** TASK OBJECTIVE **
What follows is a set of entries. Give them again exactly, without the pictures.
******************************
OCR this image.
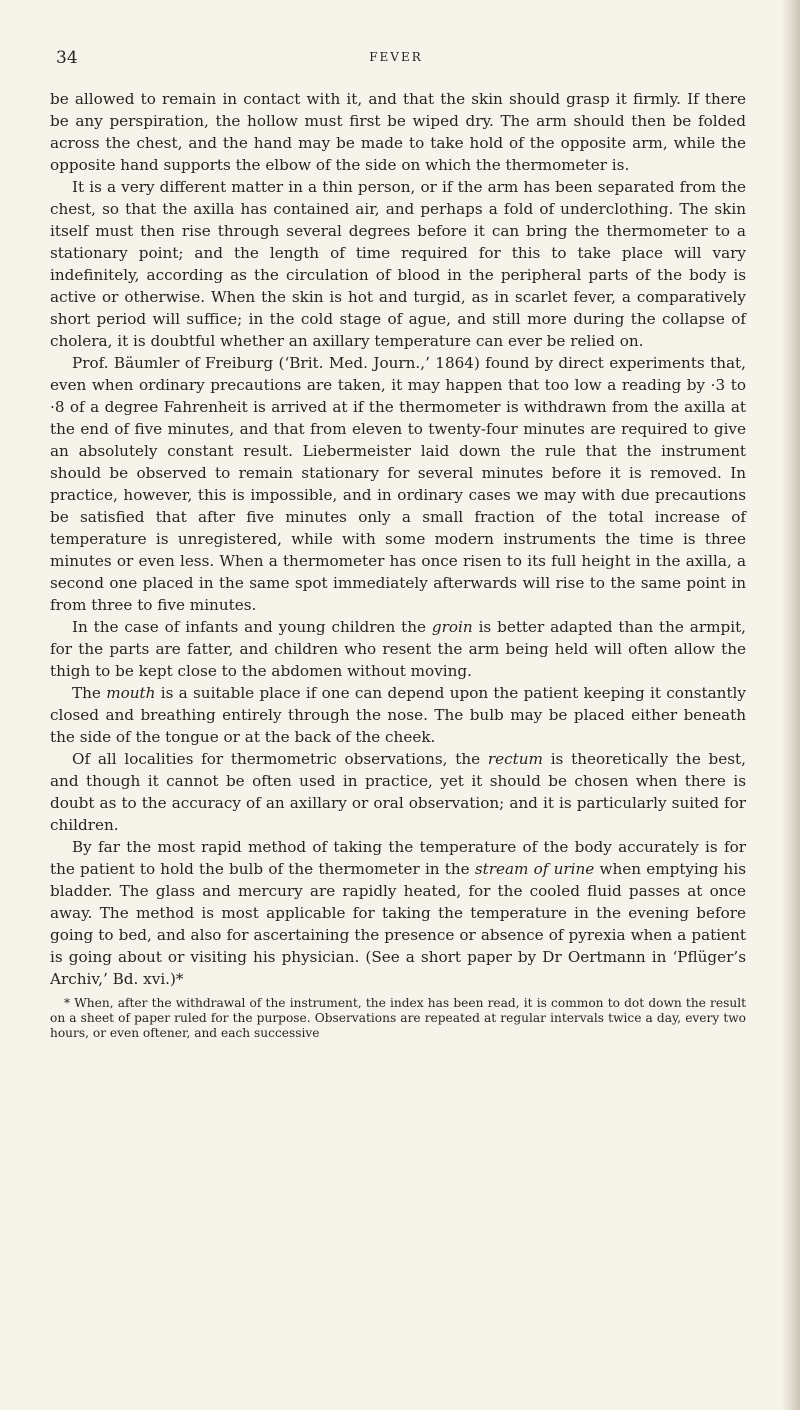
34	FEVER

be allowed to remain in contact with it, and that the skin should grasp it firmly. If there be any perspiration, the hollow must first be wiped dry. The arm should then be folded across the chest, and the hand may be made to take hold of the opposite arm, while the opposite hand supports the elbow of the side on which the thermometer is.

It is a very different matter in a thin person, or if the arm has been separated from the chest, so that the axilla has contained air, and perhaps a fold of underclothing. The skin itself must then rise through several degrees before it can bring the thermometer to a stationary point; and the length of time required for this to take place will vary indefinitely, according as the circulation of blood in the peripheral parts of the body is active or otherwise. When the skin is hot and turgid, as in scarlet fever, a comparatively short period will suffice; in the cold stage of ague, and still more during the collapse of cholera, it is doubtful whether an axillary temperature can ever be relied on.

Prof. Bäumler of Freiburg (‘Brit. Med. Journ.,’ 1864) found by direct experiments that, even when ordinary precautions are taken, it may happen that too low a reading by ·3 to ·8 of a degree Fahrenheit is arrived at if the thermometer is withdrawn from the axilla at the end of five minutes, and that from eleven to twenty-four minutes are required to give an absolutely constant result. Liebermeister laid down the rule that the instrument should be observed to remain stationary for several minutes before it is removed. In practice, however, this is impossible, and in ordinary cases we may with due precautions be satisfied that after five minutes only a small fraction of the total increase of temperature is unregistered, while with some modern instruments the time is three minutes or even less. When a thermometer has once risen to its full height in the axilla, a second one placed in the same spot immediately afterwards will rise to the same point in from three to five minutes.

In the case of infants and young children the groin is better adapted than the armpit, for the parts are fatter, and children who resent the arm being held will often allow the thigh to be kept close to the abdomen without moving.

The mouth is a suitable place if one can depend upon the patient keeping it constantly closed and breathing entirely through the nose. The bulb may be placed either beneath the side of the tongue or at the back of the cheek.

Of all localities for thermometric observations, the rectum is theoretically the best, and though it cannot be often used in practice, yet it should be chosen when there is doubt as to the accuracy of an axillary or oral observation; and it is particularly suited for children.

By far the most rapid method of taking the temperature of the body accurately is for the patient to hold the bulb of the thermometer in the stream of urine when emptying his bladder. The glass and mercury are rapidly heated, for the cooled fluid passes at once away. The method is most applicable for taking the temperature in the evening before going to bed, and also for ascertaining the presence or absence of pyrexia when a patient is going about or visiting his physician. (See a short paper by Dr Oertmann in ‘Pflüger’s Archiv,’ Bd. xvi.)*

* When, after the withdrawal of the instrument, the index has been read, it is common to dot down the result on a sheet of paper ruled for the purpose. Observations are repeated at regular intervals twice a day, every two hours, or even oftener, and each successive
******************************
** WRITTEN ANSWER **
OCR this image.
34	FEVER

be allowed to remain in contact with it, and that the skin should grasp it firmly. If there be any perspiration, the hollow must first be wiped dry. The arm should then be folded across the chest, and the hand may be made to take hold of the opposite arm, while the opposite hand supports the elbow of the side on which the thermometer is.

It is a very different matter in a thin person, or if the arm has been separated from the chest, so that the axilla has contained air, and perhaps a fold of underclothing. The skin itself must then rise through several degrees before it can bring the thermometer to a stationary point; and the length of time required for this to take place will vary indefinitely, according as the circulation of blood in the peripheral parts of the body is active or otherwise. When the skin is hot and turgid, as in scarlet fever, a comparatively short period will suffice; in the cold stage of ague, and still more during the collapse of cholera, it is doubtful whether an axillary temperature can ever be relied on.

Prof. Bäumler of Freiburg (‘Brit. Med. Journ.,’ 1864) found by direct experiments that, even when ordinary precautions are taken, it may happen that too low a reading by ·3 to ·8 of a degree Fahrenheit is arrived at if the thermometer is withdrawn from the axilla at the end of five minutes, and that from eleven to twenty-four minutes are required to give an absolutely constant result. Liebermeister laid down the rule that the instrument should be observed to remain stationary for several minutes before it is removed. In practice, however, this is impossible, and in ordinary cases we may with due precautions be satisfied that after five minutes only a small fraction of the total increase of temperature is unregistered, while with some modern instruments the time is three minutes or even less. When a thermometer has once risen to its full height in the axilla, a second one placed in the same spot immediately afterwards will rise to the same point in from three to five minutes.

In the case of infants and young children the groin is better adapted than the armpit, for the parts are fatter, and children who resent the arm being held will often allow the thigh to be kept close to the abdomen without moving.

The mouth is a suitable place if one can depend upon the patient keeping it constantly closed and breathing entirely through the nose. The bulb may be placed either beneath the side of the tongue or at the back of the cheek.

Of all localities for thermometric observations, the rectum is theoretically the best, and though it cannot be often used in practice, yet it should be chosen when there is doubt as to the accuracy of an axillary or oral observation; and it is particularly suited for children.

By far the most rapid method of taking the temperature of the body accurately is for the patient to hold the bulb of the thermometer in the stream of urine when emptying his bladder. The glass and mercury are rapidly heated, for the cooled fluid passes at once away. The method is most applicable for taking the temperature in the evening before going to bed, and also for ascertaining the presence or absence of pyrexia when a patient is going about or visiting his physician. (See a short paper by Dr Oertmann in ‘Pflüger’s Archiv,’ Bd. xvi.)*

* When, after the withdrawal of the instrument, the index has been read, it is common to dot down the result on a sheet of paper ruled for the purpose. Observations are repeated at regular intervals twice a day, every two hours, or even oftener, and each successive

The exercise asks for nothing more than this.